» Problem description
Pictures do not belong in the copy. Return all of the entries exactly.

» Dataset content

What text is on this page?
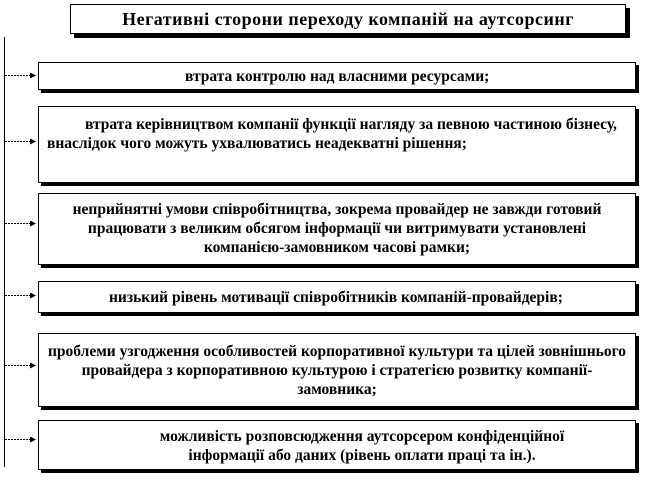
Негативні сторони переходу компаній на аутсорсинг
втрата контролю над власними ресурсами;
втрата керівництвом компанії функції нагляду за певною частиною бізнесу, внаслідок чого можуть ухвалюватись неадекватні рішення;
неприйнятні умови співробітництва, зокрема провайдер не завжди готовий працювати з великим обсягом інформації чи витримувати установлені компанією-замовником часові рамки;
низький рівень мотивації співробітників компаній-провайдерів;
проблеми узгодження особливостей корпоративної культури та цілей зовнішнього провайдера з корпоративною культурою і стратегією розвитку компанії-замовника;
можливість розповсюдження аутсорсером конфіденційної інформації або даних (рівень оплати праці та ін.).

» Task result
What text is on this page?
Негативні сторони переходу компаній на аутсорсинг
втрата контролю над власними ресурсами;
втрата керівництвом компанії функції нагляду за певною частиною бізнесу, внаслідок чого можуть ухвалюватись неадекватні рішення;
неприйнятні умови співробітництва, зокрема провайдер не завжди готовий працювати з великим обсягом інформації чи витримувати установлені компанією-замовником часові рамки;
низький рівень мотивації співробітників компаній-провайдерів;
проблеми узгодження особливостей корпоративної культури та цілей зовнішнього провайдера з корпоративною культурою і стратегією розвитку компанії-замовника;
можливість розповсюдження аутсорсером конфіденційної інформації або даних (рівень оплати праці та ін.).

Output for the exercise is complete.